Material provided |

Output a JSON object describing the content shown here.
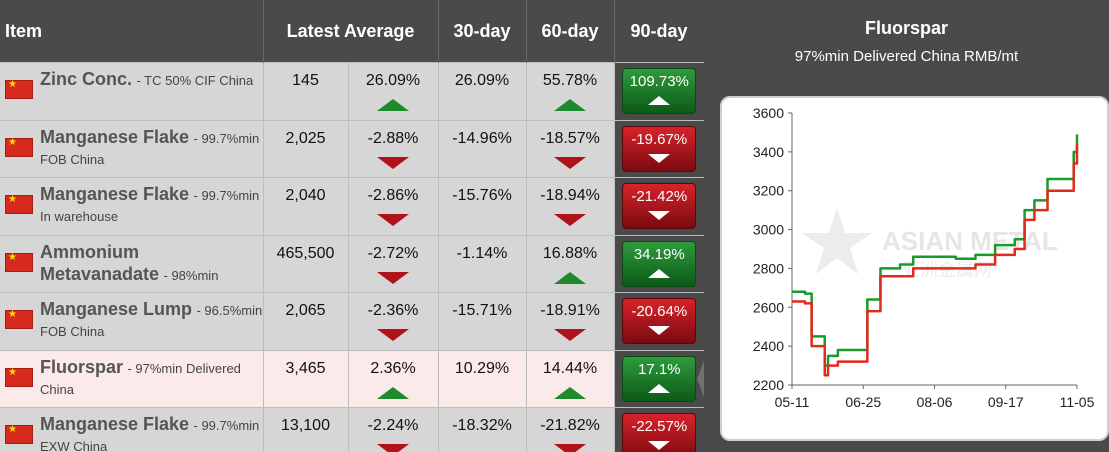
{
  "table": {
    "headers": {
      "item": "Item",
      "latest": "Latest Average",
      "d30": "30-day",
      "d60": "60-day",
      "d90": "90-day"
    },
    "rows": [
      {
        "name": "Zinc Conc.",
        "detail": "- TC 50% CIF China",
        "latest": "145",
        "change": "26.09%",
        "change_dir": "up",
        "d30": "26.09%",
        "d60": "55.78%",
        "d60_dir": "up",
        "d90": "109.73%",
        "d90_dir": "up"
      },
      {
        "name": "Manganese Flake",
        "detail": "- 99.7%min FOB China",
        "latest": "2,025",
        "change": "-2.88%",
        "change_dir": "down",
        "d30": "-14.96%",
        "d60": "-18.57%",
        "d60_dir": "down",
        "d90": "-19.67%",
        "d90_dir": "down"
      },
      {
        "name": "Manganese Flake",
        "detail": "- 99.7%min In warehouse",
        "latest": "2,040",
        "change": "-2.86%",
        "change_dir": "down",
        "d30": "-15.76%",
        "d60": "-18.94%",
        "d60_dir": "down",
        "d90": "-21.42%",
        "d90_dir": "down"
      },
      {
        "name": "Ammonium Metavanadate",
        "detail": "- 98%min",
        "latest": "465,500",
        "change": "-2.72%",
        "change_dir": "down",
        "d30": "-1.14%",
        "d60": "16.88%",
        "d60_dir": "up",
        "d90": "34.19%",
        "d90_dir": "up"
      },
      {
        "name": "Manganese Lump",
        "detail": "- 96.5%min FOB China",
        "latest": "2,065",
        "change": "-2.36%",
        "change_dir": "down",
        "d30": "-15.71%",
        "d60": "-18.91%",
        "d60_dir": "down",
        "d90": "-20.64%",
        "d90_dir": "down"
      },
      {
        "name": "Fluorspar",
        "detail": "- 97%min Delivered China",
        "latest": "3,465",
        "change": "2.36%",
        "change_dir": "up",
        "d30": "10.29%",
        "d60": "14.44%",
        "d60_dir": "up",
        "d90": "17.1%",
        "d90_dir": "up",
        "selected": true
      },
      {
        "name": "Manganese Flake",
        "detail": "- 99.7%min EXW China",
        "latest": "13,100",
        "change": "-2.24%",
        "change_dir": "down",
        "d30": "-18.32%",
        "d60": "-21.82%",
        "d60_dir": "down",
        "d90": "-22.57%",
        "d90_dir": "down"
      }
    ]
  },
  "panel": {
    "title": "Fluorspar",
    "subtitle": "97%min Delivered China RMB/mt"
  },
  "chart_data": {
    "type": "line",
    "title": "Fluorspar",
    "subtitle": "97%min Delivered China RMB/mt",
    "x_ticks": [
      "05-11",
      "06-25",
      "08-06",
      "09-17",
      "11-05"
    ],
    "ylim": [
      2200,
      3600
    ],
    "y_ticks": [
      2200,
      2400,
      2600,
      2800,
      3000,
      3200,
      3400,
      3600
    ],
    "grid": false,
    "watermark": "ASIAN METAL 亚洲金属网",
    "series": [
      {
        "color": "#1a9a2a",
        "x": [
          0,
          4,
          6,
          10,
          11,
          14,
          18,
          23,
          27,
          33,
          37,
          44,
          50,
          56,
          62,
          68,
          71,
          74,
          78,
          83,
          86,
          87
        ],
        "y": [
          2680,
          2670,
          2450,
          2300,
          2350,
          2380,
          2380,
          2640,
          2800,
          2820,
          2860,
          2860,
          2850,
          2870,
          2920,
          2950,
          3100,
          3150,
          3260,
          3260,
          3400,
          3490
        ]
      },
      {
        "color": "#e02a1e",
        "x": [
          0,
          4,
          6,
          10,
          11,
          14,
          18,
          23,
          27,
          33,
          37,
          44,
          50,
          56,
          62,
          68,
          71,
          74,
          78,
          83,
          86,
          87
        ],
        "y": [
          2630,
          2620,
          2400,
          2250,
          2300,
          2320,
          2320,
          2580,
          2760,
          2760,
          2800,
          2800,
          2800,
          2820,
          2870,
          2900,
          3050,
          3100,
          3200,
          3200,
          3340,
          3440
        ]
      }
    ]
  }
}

--

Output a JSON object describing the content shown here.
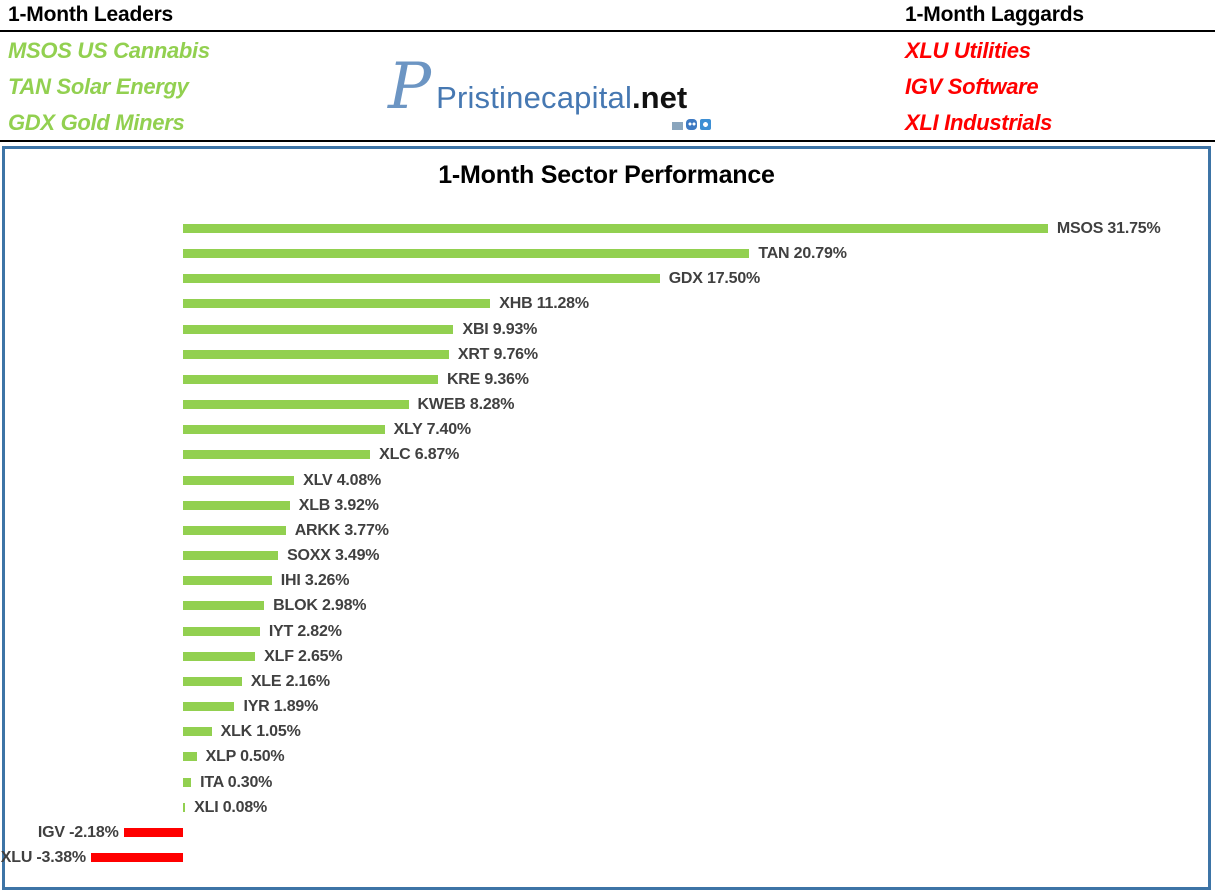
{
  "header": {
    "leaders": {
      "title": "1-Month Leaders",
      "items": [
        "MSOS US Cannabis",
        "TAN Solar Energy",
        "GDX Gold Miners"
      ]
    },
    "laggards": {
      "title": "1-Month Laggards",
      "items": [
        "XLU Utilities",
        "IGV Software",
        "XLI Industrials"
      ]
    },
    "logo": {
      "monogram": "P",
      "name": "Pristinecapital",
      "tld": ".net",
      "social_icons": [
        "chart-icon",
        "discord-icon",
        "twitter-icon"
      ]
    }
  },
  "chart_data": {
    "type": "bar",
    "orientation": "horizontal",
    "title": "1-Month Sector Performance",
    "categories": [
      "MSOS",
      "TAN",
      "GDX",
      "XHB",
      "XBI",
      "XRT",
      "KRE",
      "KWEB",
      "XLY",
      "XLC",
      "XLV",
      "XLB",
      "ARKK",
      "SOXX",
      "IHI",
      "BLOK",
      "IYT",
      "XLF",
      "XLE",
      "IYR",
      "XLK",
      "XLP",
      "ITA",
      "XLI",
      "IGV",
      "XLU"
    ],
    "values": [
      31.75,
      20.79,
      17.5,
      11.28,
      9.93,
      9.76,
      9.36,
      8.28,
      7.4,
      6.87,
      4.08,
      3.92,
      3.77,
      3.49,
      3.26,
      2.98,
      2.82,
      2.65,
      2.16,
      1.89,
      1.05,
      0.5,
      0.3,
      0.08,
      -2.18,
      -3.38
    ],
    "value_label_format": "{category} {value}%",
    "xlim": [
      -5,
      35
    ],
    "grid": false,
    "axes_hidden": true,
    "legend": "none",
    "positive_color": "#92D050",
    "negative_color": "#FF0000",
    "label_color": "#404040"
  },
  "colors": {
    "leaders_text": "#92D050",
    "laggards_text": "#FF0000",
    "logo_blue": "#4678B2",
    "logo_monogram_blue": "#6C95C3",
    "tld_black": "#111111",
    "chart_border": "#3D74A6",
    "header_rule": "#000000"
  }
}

==

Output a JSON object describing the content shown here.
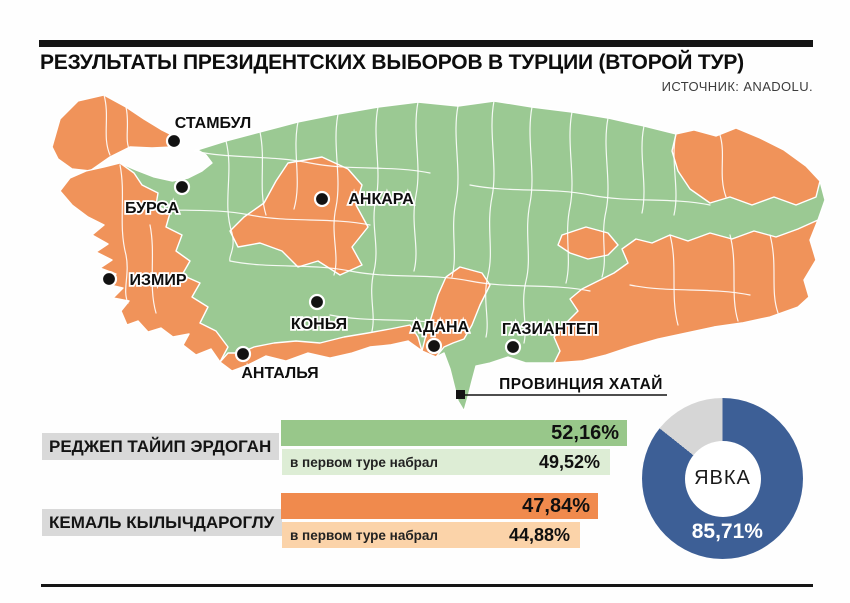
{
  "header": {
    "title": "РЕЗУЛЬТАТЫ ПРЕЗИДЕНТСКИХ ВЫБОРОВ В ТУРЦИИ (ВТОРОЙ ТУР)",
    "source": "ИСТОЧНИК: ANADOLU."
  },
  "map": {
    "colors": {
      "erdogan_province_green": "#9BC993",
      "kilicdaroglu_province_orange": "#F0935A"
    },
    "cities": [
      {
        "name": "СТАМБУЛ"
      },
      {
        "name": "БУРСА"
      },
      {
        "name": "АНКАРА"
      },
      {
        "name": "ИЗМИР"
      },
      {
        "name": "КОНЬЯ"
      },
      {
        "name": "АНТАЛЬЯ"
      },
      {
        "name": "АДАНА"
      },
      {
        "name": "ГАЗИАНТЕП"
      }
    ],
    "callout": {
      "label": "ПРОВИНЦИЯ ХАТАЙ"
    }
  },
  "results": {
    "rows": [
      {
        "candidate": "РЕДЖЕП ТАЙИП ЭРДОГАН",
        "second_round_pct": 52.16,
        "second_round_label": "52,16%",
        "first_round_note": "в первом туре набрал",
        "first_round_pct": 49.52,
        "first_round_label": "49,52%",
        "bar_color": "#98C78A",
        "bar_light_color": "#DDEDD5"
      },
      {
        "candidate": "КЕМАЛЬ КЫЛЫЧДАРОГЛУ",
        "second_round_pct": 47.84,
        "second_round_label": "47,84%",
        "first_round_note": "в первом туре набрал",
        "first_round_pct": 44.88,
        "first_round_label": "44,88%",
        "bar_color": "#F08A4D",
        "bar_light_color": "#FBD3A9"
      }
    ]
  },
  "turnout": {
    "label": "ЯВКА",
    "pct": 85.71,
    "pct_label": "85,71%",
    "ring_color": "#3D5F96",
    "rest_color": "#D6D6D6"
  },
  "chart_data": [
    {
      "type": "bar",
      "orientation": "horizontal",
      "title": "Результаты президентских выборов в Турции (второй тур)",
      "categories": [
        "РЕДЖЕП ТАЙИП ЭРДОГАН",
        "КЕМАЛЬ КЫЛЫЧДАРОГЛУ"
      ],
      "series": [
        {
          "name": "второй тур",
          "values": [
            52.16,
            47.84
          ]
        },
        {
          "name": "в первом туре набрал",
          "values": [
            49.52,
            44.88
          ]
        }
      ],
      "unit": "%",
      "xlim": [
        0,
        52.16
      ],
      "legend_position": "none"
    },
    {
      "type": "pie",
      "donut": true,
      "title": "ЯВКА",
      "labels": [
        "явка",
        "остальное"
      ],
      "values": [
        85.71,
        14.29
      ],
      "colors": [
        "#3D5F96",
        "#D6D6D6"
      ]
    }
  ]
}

Set task | Track down every line with the word "horizontal" and copy it.

Written response |
    "orientation": "horizontal",
      "orientation": "horizontal",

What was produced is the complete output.